Aim:
Select the lines below containing the word "Imad".

Source material:
= = =
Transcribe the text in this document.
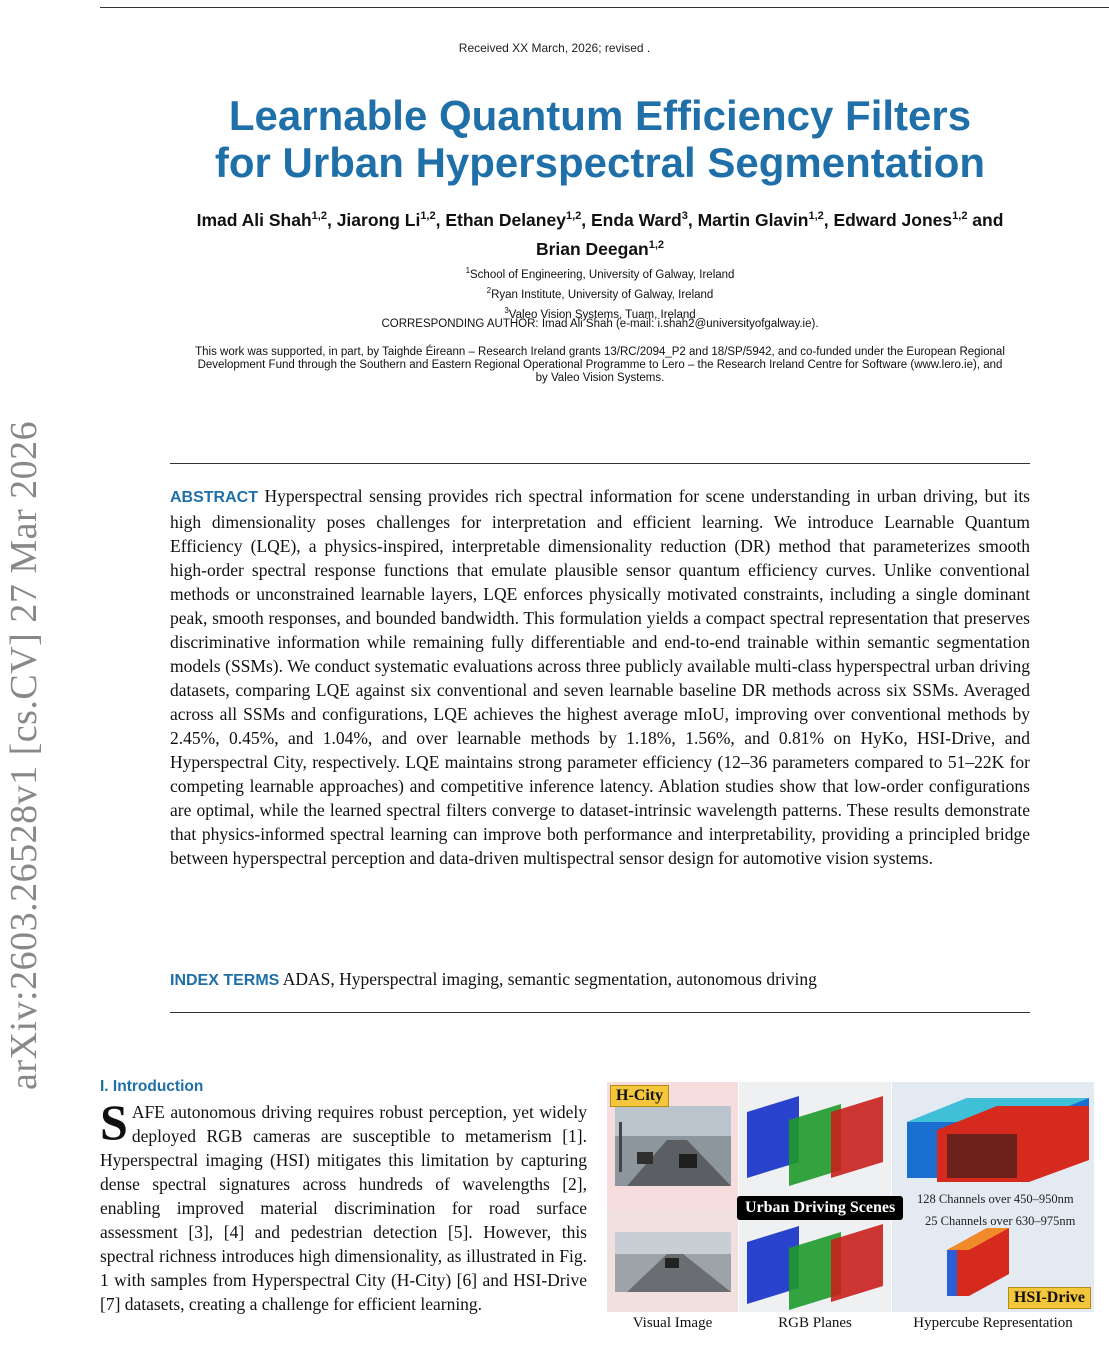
Received XX March, 2026; revised .
Learnable Quantum Efficiency Filters
for Urban Hyperspectral Segmentation
Imad Ali Shah$^{1,2}$, Jiarong Li$^{1,2}$, Ethan Delaney$^{1,2}$, Enda Ward$^3$, Martin Glavin$^{1,2}$, Edward Jones$^{1,2}$ and Brian Deegan$^{1,2}$
$^1$School of Engineering, University of Galway, Ireland
$^2$Ryan Institute, University of Galway, Ireland
$^3$Valeo Vision Systems, Tuam, Ireland
CORRESPONDING AUTHOR: Imad Ali Shah (e-mail: i.shah2@universityofgalway.ie).
This work was supported, in part, by Taighde Éireann – Research Ireland grants 13/RC/2094_P2 and 18/SP/5942, and co-funded under the European Regional Development Fund through the Southern and Eastern Regional Operational Programme to Lero – the Research Ireland Centre for Software (www.lero.ie), and by Valeo Vision Systems.
arXiv:2603.26528v1 [cs.CV] 27 Mar 2026	ABSTRACT Hyperspectral sensing provides rich spectral information for scene understanding in urban driving, but its high dimensionality poses challenges for interpretation and efficient learning. We introduce Learnable Quantum Efficiency (LQE), a physics-inspired, interpretable dimensionality reduction (DR) method that parameterizes smooth high-order spectral response functions that emulate plausible sensor quantum efficiency curves. Unlike conventional methods or unconstrained learnable layers, LQE enforces physically motivated constraints, including a single dominant peak, smooth responses, and bounded bandwidth. This formulation yields a compact spectral representation that preserves discriminative information while remaining fully differentiable and end-to-end trainable within semantic segmentation models (SSMs). We conduct systematic evaluations across three publicly available multi-class hyperspectral urban driving datasets, comparing LQE against six conventional and seven learnable baseline DR methods across six SSMs. Averaged across all SSMs and configurations, LQE achieves the highest average mIoU, improving over conventional methods by 2.45%, 0.45%, and 1.04%, and over learnable methods by 1.18%, 1.56%, and 0.81% on HyKo, HSI-Drive, and Hyperspectral City, respectively. LQE maintains strong parameter efficiency (12–36 parameters compared to 51–22K for competing learnable approaches) and competitive inference latency. Ablation studies show that low-order configurations are optimal, while the learned spectral filters converge to dataset-intrinsic wavelength patterns. These results demonstrate that physics-informed spectral learning can improve both performance and interpretability, providing a principled bridge between hyperspectral perception and data-driven multispectral sensor design for automotive vision systems.

INDEX TERMS ADAS, Hyperspectral imaging, semantic segmentation, autonomous driving
I. Introduction

SAFE autonomous driving requires robust perception, yet widely deployed RGB cameras are susceptible to metamerism [1]. Hyperspectral imaging (HSI) mitigates this limitation by capturing dense spectral signatures across hundreds of wavelengths [2], enabling improved material discrimination for road surface assessment [3], [4] and pedestrian detection [5]. However, this spectral richness introduces high dimensionality, as illustrated in Fig. 1 with samples from Hyperspectral City (H-City) [6] and HSI-Drive [7] datasets, creating a challenge for efficient learning.

H-City
HSI-Drive
Urban Driving Scenes	128 Channels over 450–950nm
25 Channels over 630–975nm
Visual Image	RGB Planes	Hypercube Representation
= = =
Solution to the exercise:
Imad Ali Shah$^{1,2}$, Jiarong Li$^{1,2}$, Ethan Delaney$^{1,2}$, Enda Ward$^3$, Martin Glavin$^{1,2}$, Edward Jones$^{1,2}$ and Brian Deegan$^{1,2}$
CORRESPONDING AUTHOR: Imad Ali Shah (e-mail: i.shah2@universityofgalway.ie).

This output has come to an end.